Extracted data entries
-- -- --

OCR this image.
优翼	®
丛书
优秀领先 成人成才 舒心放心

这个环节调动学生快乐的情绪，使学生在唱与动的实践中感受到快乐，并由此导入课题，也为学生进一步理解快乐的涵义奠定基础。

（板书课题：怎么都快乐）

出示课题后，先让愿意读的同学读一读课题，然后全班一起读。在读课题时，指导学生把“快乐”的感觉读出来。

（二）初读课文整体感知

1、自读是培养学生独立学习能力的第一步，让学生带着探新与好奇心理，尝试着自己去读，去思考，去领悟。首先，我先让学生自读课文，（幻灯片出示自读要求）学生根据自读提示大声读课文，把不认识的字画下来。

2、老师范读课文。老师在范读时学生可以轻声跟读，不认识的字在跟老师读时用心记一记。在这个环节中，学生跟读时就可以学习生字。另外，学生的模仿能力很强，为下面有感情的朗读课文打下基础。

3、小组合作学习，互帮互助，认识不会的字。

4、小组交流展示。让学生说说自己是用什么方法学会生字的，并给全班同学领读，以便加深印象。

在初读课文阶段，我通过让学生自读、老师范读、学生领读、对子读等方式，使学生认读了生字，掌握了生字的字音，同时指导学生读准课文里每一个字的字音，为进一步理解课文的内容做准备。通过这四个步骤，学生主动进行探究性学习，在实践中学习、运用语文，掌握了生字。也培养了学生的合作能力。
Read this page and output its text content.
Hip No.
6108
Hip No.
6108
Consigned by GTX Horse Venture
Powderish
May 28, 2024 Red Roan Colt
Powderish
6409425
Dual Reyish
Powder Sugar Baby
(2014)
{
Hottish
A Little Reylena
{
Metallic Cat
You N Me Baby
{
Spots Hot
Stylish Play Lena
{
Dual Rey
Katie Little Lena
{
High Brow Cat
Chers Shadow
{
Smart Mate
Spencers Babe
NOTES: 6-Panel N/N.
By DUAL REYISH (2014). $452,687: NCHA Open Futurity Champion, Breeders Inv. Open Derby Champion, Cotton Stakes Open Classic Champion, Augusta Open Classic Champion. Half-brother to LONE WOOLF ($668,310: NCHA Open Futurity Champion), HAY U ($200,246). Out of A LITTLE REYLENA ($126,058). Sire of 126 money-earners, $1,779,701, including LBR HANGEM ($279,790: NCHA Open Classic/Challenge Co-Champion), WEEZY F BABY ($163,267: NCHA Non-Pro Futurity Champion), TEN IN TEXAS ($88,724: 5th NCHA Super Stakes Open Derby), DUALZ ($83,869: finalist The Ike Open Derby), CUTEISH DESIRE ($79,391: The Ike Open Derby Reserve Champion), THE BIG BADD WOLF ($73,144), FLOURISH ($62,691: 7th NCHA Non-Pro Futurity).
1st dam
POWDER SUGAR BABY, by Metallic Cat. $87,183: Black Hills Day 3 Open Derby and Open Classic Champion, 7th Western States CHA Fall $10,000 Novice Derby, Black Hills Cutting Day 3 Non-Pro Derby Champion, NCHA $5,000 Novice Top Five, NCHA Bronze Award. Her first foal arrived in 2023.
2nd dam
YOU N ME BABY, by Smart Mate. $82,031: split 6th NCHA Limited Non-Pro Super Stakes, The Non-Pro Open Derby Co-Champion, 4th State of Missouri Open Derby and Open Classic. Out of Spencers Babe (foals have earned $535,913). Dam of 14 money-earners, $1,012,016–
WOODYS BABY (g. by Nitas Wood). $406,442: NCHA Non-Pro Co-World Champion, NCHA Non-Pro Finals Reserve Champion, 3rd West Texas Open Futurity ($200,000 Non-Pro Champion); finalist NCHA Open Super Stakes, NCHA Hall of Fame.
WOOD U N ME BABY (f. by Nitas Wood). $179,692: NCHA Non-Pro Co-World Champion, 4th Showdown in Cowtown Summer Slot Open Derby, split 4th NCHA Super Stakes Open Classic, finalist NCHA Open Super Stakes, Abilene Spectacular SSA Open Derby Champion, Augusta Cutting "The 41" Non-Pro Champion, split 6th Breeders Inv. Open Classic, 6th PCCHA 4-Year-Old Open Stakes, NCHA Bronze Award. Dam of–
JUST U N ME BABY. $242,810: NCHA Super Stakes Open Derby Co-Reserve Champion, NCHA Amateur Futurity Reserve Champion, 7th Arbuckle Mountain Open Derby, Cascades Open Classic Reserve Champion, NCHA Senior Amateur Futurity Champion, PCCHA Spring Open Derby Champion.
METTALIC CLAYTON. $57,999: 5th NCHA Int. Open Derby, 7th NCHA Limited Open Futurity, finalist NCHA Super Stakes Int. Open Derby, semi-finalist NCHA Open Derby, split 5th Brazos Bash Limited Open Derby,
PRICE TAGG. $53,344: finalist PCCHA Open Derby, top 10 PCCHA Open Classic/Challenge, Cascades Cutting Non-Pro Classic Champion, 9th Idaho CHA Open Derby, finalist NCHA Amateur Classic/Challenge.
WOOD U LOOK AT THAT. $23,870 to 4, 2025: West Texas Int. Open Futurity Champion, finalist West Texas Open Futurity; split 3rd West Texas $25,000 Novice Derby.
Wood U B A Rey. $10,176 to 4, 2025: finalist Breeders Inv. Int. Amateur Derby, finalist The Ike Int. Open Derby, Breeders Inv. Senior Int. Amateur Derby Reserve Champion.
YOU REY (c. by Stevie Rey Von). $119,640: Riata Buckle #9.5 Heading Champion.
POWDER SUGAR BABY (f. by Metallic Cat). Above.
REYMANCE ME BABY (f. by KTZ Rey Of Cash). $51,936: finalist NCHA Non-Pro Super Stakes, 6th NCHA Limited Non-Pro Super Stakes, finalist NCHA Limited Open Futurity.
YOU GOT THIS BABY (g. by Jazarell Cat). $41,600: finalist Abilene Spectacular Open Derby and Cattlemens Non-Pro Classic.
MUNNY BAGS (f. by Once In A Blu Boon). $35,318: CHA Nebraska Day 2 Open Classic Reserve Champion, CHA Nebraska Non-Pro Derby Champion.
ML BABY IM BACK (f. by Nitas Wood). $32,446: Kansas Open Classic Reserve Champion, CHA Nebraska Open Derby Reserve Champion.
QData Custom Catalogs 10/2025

-- -- --

** Brief **
Return each line of the records above exactly as it reads.

** Task response **
OCR this image.
优翼	®
丛书
优秀领先 成人成才 舒心放心

这个环节调动学生快乐的情绪，使学生在唱与动的实践中感受到快乐，并由此导入课题，也为学生进一步理解快乐的涵义奠定基础。

（板书课题：怎么都快乐）

出示课题后，先让愿意读的同学读一读课题，然后全班一起读。在读课题时，指导学生把“快乐”的感觉读出来。

（二）初读课文整体感知

1、自读是培养学生独立学习能力的第一步，让学生带着探新与好奇心理，尝试着自己去读，去思考，去领悟。首先，我先让学生自读课文，（幻灯片出示自读要求）学生根据自读提示大声读课文，把不认识的字画下来。

2、老师范读课文。老师在范读时学生可以轻声跟读，不认识的字在跟老师读时用心记一记。在这个环节中，学生跟读时就可以学习生字。另外，学生的模仿能力很强，为下面有感情的朗读课文打下基础。

3、小组合作学习，互帮互助，认识不会的字。

4、小组交流展示。让学生说说自己是用什么方法学会生字的，并给全班同学领读，以便加深印象。

在初读课文阶段，我通过让学生自读、老师范读、学生领读、对子读等方式，使学生认读了生字，掌握了生字的字音，同时指导学生读准课文里每一个字的字音，为进一步理解课文的内容做准备。通过这四个步骤，学生主动进行探究性学习，在实践中学习、运用语文，掌握了生字。也培养了学生的合作能力。
Read this page and output its text content.
Hip No.
6108
Hip No.
6108
Consigned by GTX Horse Venture
Powderish
May 28, 2024 Red Roan Colt
Powderish
6409425
Dual Reyish
Powder Sugar Baby
(2014)
{
Hottish
A Little Reylena
{
Metallic Cat
You N Me Baby
{
Spots Hot
Stylish Play Lena
{
Dual Rey
Katie Little Lena
{
High Brow Cat
Chers Shadow
{
Smart Mate
Spencers Babe
NOTES: 6-Panel N/N.
By DUAL REYISH (2014). $452,687: NCHA Open Futurity Champion, Breeders Inv. Open Derby Champion, Cotton Stakes Open Classic Champion, Augusta Open Classic Champion. Half-brother to LONE WOOLF ($668,310: NCHA Open Futurity Champion), HAY U ($200,246). Out of A LITTLE REYLENA ($126,058). Sire of 126 money-earners, $1,779,701, including LBR HANGEM ($279,790: NCHA Open Classic/Challenge Co-Champion), WEEZY F BABY ($163,267: NCHA Non-Pro Futurity Champion), TEN IN TEXAS ($88,724: 5th NCHA Super Stakes Open Derby), DUALZ ($83,869: finalist The Ike Open Derby), CUTEISH DESIRE ($79,391: The Ike Open Derby Reserve Champion), THE BIG BADD WOLF ($73,144), FLOURISH ($62,691: 7th NCHA Non-Pro Futurity).
1st dam
POWDER SUGAR BABY, by Metallic Cat. $87,183: Black Hills Day 3 Open Derby and Open Classic Champion, 7th Western States CHA Fall $10,000 Novice Derby, Black Hills Cutting Day 3 Non-Pro Derby Champion, NCHA $5,000 Novice Top Five, NCHA Bronze Award. Her first foal arrived in 2023.
2nd dam
YOU N ME BABY, by Smart Mate. $82,031: split 6th NCHA Limited Non-Pro Super Stakes, The Non-Pro Open Derby Co-Champion, 4th State of Missouri Open Derby and Open Classic. Out of Spencers Babe (foals have earned $535,913). Dam of 14 money-earners, $1,012,016–
WOODYS BABY (g. by Nitas Wood). $406,442: NCHA Non-Pro Co-World Champion, NCHA Non-Pro Finals Reserve Champion, 3rd West Texas Open Futurity ($200,000 Non-Pro Champion); finalist NCHA Open Super Stakes, NCHA Hall of Fame.
WOOD U N ME BABY (f. by Nitas Wood). $179,692: NCHA Non-Pro Co-World Champion, 4th Showdown in Cowtown Summer Slot Open Derby, split 4th NCHA Super Stakes Open Classic, finalist NCHA Open Super Stakes, Abilene Spectacular SSA Open Derby Champion, Augusta Cutting "The 41" Non-Pro Champion, split 6th Breeders Inv. Open Classic, 6th PCCHA 4-Year-Old Open Stakes, NCHA Bronze Award. Dam of–
JUST U N ME BABY. $242,810: NCHA Super Stakes Open Derby Co-Reserve Champion, NCHA Amateur Futurity Reserve Champion, 7th Arbuckle Mountain Open Derby, Cascades Open Classic Reserve Champion, NCHA Senior Amateur Futurity Champion, PCCHA Spring Open Derby Champion.
METTALIC CLAYTON. $57,999: 5th NCHA Int. Open Derby, 7th NCHA Limited Open Futurity, finalist NCHA Super Stakes Int. Open Derby, semi-finalist NCHA Open Derby, split 5th Brazos Bash Limited Open Derby,
PRICE TAGG. $53,344: finalist PCCHA Open Derby, top 10 PCCHA Open Classic/Challenge, Cascades Cutting Non-Pro Classic Champion, 9th Idaho CHA Open Derby, finalist NCHA Amateur Classic/Challenge.
WOOD U LOOK AT THAT. $23,870 to 4, 2025: West Texas Int. Open Futurity Champion, finalist West Texas Open Futurity; split 3rd West Texas $25,000 Novice Derby.
Wood U B A Rey. $10,176 to 4, 2025: finalist Breeders Inv. Int. Amateur Derby, finalist The Ike Int. Open Derby, Breeders Inv. Senior Int. Amateur Derby Reserve Champion.
YOU REY (c. by Stevie Rey Von). $119,640: Riata Buckle #9.5 Heading Champion.
POWDER SUGAR BABY (f. by Metallic Cat). Above.
REYMANCE ME BABY (f. by KTZ Rey Of Cash). $51,936: finalist NCHA Non-Pro Super Stakes, 6th NCHA Limited Non-Pro Super Stakes, finalist NCHA Limited Open Futurity.
YOU GOT THIS BABY (g. by Jazarell Cat). $41,600: finalist Abilene Spectacular Open Derby and Cattlemens Non-Pro Classic.
MUNNY BAGS (f. by Once In A Blu Boon). $35,318: CHA Nebraska Day 2 Open Classic Reserve Champion, CHA Nebraska Non-Pro Derby Champion.
ML BABY IM BACK (f. by Nitas Wood). $32,446: Kansas Open Classic Reserve Champion, CHA Nebraska Open Derby Reserve Champion.
QData Custom Catalogs 10/2025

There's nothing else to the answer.